§ **RECORDS TO USE**
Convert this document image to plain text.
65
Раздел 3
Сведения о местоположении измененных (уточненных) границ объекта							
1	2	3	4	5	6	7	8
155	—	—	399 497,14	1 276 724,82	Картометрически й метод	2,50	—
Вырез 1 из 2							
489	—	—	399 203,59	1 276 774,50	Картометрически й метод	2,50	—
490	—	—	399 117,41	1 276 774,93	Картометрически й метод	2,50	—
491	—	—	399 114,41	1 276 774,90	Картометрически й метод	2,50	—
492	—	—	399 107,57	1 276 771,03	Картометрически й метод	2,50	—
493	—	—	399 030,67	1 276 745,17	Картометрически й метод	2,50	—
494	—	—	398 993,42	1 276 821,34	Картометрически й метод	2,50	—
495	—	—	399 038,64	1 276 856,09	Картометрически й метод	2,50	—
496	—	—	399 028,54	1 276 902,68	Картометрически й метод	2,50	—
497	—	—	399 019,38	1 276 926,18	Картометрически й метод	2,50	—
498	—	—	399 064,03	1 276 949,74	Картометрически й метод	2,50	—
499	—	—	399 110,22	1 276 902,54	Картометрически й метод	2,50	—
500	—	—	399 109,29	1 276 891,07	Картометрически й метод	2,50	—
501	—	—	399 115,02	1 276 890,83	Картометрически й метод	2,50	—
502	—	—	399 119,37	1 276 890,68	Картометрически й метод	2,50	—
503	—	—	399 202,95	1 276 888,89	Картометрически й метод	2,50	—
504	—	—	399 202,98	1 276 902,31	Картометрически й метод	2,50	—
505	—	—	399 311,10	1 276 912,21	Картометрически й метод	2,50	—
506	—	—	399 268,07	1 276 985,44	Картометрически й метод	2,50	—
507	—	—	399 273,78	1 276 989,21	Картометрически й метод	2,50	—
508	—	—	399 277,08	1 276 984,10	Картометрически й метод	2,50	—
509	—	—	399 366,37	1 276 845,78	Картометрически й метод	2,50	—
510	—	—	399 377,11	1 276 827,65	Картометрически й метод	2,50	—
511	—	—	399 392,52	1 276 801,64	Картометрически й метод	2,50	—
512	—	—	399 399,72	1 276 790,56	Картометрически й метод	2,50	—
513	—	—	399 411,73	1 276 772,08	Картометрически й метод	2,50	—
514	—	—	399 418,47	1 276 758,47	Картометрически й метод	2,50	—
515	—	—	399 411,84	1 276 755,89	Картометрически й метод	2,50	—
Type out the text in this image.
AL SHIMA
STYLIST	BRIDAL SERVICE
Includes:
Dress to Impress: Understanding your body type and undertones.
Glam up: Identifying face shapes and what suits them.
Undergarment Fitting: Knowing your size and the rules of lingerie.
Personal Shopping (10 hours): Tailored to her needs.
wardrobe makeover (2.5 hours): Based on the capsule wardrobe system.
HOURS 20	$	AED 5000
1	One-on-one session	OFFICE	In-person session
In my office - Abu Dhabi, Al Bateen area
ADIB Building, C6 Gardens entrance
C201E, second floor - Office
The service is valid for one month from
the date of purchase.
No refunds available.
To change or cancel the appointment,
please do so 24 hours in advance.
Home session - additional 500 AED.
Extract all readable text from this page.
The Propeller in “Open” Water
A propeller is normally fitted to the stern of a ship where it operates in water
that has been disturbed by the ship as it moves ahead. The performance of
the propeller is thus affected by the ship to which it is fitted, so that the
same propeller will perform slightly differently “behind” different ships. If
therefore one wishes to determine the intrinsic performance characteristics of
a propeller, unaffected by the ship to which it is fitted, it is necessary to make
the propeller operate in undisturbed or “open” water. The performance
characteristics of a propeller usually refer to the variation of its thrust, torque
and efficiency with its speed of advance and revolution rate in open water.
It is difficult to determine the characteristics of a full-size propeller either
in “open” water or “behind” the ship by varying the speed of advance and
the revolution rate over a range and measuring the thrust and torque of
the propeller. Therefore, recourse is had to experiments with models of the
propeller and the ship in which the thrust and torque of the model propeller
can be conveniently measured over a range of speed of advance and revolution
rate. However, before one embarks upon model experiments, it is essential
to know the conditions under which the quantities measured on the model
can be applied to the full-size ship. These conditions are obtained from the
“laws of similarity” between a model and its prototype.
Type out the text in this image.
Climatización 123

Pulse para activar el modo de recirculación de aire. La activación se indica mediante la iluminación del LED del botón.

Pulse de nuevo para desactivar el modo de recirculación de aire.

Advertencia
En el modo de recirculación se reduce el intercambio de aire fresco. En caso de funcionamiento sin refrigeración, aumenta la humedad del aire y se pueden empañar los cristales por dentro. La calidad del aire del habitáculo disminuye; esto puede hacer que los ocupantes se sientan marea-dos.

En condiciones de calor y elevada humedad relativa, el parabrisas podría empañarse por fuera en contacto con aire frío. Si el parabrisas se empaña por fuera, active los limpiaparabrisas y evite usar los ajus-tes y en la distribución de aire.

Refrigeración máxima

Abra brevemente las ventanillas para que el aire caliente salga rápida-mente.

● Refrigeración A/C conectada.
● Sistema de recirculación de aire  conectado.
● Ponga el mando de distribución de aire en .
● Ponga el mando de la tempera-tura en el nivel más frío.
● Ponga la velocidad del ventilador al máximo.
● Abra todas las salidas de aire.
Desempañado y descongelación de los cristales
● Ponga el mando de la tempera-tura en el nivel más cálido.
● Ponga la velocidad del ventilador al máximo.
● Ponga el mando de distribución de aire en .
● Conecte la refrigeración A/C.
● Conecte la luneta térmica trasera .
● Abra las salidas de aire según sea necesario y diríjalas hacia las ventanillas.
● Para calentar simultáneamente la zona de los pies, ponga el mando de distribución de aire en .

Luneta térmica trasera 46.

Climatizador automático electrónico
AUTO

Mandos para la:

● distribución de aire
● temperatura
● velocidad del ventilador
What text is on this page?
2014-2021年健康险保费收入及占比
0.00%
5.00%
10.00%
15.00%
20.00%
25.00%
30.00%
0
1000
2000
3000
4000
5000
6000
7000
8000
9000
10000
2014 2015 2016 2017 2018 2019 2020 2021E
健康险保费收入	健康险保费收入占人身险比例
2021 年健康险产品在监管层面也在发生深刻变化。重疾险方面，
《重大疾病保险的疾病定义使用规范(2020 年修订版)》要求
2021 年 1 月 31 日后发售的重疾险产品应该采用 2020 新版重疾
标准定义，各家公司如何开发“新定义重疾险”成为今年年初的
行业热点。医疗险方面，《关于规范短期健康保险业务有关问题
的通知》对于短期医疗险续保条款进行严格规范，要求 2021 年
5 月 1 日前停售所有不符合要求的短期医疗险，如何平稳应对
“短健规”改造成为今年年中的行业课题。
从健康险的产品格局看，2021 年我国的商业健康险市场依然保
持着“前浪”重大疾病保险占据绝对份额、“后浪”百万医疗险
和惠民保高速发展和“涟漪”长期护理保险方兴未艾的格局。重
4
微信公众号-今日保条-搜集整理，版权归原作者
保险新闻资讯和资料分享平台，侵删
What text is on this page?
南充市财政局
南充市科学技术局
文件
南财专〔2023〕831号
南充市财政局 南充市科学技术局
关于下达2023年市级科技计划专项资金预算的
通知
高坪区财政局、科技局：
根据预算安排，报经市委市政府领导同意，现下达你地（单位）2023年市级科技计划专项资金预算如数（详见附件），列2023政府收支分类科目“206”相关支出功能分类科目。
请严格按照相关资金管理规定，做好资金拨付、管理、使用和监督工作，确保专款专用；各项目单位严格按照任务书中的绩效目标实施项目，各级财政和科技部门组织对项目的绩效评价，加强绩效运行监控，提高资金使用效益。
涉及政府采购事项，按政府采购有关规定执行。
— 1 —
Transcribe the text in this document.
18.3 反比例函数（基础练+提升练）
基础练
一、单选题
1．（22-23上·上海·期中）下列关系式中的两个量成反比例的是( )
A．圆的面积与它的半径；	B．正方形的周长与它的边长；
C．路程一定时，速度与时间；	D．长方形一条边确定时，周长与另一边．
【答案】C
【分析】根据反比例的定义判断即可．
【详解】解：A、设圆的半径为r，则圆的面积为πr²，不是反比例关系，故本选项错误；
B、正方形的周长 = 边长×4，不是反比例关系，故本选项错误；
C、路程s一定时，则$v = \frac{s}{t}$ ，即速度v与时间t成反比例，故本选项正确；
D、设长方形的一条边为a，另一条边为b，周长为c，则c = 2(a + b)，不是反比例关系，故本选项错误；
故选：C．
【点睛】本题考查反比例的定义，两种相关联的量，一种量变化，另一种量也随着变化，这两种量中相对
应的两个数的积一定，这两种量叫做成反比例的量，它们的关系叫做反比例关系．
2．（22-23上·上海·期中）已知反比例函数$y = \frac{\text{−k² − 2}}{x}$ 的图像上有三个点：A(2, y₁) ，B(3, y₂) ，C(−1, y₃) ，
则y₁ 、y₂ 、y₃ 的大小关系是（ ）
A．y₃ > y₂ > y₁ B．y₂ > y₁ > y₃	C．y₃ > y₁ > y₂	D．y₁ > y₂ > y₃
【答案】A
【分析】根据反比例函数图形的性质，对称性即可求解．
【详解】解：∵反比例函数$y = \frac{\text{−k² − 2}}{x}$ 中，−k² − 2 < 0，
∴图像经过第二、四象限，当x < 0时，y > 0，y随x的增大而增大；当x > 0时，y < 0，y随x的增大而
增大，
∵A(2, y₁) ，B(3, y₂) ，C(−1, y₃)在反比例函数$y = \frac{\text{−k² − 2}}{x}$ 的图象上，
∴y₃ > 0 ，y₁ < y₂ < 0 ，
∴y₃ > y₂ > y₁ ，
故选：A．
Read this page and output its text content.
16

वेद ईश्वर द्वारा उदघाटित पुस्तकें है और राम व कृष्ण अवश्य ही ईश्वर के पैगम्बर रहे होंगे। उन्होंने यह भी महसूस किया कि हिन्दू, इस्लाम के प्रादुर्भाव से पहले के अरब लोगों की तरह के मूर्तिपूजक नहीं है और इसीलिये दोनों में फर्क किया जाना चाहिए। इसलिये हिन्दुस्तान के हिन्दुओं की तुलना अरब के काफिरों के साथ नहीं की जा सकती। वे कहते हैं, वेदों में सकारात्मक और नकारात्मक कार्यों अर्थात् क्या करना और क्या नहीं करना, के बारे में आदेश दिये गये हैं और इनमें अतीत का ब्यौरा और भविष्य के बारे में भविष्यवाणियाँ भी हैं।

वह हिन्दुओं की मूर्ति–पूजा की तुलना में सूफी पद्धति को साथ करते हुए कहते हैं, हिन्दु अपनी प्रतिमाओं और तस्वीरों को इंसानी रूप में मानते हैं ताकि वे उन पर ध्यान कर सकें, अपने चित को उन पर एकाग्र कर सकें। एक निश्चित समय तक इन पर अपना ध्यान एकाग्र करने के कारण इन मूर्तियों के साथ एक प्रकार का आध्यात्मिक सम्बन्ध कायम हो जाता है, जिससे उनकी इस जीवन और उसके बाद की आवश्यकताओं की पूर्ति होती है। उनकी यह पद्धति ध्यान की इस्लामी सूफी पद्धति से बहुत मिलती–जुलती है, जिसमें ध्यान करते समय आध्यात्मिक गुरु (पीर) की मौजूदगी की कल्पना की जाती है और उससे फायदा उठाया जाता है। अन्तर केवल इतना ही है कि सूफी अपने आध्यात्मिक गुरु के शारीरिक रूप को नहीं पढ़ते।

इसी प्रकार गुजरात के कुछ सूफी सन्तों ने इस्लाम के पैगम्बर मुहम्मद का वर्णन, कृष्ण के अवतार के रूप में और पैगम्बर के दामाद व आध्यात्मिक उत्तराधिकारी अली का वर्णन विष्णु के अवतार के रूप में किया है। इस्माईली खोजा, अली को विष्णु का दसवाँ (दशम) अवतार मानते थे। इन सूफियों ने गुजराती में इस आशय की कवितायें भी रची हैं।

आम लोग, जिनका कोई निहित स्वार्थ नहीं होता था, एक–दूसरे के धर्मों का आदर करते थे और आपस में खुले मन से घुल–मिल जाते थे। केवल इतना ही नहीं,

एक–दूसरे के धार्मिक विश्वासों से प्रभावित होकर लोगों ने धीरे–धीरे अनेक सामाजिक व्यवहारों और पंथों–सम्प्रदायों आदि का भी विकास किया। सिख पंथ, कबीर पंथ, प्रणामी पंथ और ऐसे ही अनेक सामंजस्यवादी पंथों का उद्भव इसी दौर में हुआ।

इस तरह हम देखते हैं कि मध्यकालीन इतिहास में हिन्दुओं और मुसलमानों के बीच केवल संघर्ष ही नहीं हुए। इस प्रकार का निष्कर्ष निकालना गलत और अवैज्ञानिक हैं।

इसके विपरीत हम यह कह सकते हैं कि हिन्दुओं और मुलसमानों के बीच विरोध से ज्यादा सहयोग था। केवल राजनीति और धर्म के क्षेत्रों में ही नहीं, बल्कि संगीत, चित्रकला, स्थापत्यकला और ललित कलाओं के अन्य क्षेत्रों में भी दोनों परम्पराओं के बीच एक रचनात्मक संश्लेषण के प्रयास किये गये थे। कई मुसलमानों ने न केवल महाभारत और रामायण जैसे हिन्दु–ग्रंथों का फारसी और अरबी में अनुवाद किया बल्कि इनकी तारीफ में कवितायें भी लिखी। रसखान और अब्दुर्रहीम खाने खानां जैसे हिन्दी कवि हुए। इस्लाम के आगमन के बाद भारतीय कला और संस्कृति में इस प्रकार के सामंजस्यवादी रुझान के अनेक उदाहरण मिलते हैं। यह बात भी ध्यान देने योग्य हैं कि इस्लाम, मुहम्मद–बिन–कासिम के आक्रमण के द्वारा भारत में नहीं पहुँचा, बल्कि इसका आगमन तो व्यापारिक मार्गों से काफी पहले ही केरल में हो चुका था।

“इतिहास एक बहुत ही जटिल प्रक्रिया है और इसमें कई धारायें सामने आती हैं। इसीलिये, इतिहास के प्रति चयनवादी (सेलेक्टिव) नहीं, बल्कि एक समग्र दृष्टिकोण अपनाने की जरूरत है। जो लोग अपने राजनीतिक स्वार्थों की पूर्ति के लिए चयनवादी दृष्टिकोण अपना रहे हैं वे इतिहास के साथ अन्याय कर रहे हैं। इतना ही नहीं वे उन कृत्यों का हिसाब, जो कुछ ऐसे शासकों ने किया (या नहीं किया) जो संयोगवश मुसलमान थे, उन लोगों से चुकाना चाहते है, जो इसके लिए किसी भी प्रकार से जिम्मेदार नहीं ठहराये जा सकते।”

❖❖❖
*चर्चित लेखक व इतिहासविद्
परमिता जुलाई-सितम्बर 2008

§ **DO THIS**
The answer is one number: how many lines of the material above contain "salidas".

§ **SOLUTION TO THIS TASK**
2